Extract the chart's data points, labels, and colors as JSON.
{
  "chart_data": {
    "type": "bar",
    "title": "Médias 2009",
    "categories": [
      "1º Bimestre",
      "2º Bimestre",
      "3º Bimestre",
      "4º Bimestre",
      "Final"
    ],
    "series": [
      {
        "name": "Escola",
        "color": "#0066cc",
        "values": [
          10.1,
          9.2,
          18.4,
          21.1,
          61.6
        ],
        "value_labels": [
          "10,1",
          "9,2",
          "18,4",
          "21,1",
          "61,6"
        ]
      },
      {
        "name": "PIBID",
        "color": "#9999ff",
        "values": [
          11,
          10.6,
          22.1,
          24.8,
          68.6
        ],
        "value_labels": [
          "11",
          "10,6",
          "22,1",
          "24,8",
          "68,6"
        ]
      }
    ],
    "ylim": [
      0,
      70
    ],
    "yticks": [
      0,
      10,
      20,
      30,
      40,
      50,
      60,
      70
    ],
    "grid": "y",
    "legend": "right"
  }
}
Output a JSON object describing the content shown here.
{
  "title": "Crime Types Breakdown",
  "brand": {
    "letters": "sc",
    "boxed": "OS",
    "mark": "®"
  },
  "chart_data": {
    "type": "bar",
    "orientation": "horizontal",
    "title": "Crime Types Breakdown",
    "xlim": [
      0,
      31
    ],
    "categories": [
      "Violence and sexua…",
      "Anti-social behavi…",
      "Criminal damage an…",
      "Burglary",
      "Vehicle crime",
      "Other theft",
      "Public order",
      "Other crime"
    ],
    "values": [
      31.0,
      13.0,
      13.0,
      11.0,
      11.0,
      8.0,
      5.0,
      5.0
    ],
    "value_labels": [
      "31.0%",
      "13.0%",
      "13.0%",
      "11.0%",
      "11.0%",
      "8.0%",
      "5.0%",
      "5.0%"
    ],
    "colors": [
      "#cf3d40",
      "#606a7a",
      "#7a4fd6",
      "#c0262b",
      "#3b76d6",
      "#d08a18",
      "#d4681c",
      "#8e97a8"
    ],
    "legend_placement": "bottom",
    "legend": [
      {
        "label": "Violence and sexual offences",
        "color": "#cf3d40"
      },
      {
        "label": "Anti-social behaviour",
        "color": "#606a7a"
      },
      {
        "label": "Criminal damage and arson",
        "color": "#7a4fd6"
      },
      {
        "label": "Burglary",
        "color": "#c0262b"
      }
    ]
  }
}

• _What is expected_:
Select all lines in the listing that include the word "title".

• _Reply to the exercise_:
    "title": "Médias 2009",
  "title": "Crime Types Breakdown",
    "title": "Crime Types Breakdown",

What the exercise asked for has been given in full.